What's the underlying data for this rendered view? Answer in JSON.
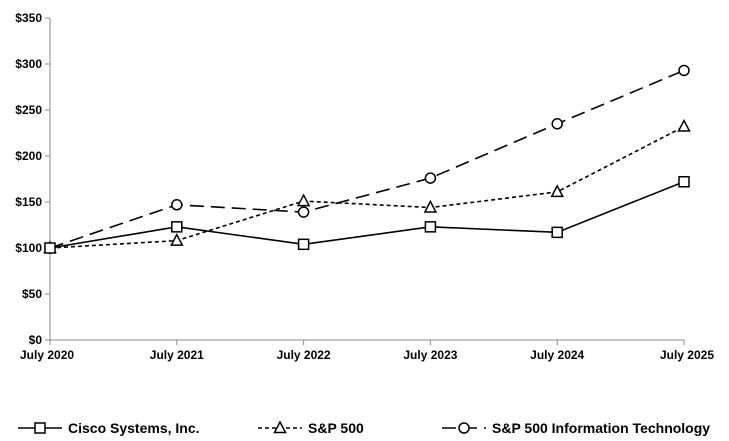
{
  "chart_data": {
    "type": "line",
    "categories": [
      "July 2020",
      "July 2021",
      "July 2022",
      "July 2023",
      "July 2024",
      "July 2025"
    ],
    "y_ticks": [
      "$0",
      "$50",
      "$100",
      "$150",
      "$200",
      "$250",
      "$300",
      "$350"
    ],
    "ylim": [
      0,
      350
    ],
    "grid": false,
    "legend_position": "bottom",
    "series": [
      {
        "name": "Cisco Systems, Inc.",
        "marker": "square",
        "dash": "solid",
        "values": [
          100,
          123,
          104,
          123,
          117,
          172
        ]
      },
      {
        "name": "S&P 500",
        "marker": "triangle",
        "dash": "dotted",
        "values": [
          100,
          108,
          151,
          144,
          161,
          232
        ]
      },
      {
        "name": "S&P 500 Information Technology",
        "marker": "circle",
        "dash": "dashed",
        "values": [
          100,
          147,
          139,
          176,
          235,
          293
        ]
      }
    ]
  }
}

━━━━━━━━━━━━━━━━━━━━

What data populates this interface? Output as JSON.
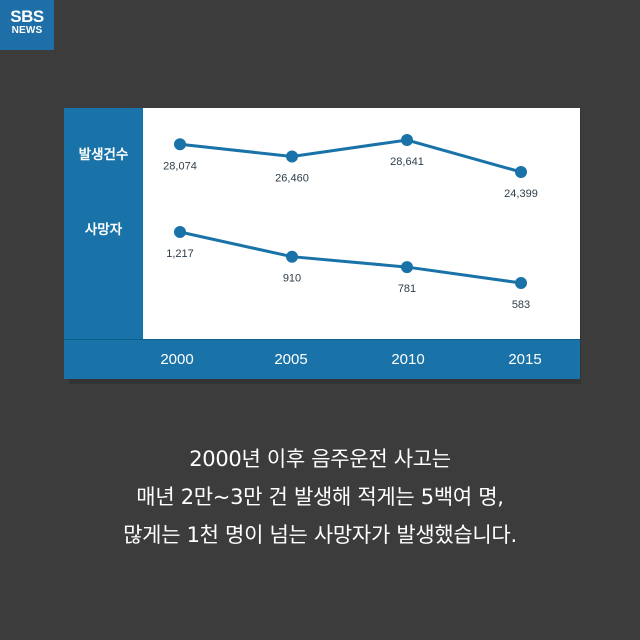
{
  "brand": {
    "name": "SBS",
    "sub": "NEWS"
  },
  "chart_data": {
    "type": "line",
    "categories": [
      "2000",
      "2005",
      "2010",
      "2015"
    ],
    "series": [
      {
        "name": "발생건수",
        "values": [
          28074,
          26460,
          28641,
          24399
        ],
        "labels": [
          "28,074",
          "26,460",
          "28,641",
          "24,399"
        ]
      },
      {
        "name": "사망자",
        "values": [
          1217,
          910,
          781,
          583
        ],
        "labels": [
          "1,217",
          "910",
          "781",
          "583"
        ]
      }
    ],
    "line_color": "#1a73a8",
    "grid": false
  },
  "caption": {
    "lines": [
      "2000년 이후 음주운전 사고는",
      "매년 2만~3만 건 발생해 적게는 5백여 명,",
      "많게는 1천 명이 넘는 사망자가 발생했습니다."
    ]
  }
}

━━━━━━━━━━━━━━━━━━━━

■ **Required task**
Lines that hold "What" are the ones to copy; find all of them.

■ **Result**
What's the underlying data for this rendered view? Answer in JSON.
What data populates this interface? Output as JSON.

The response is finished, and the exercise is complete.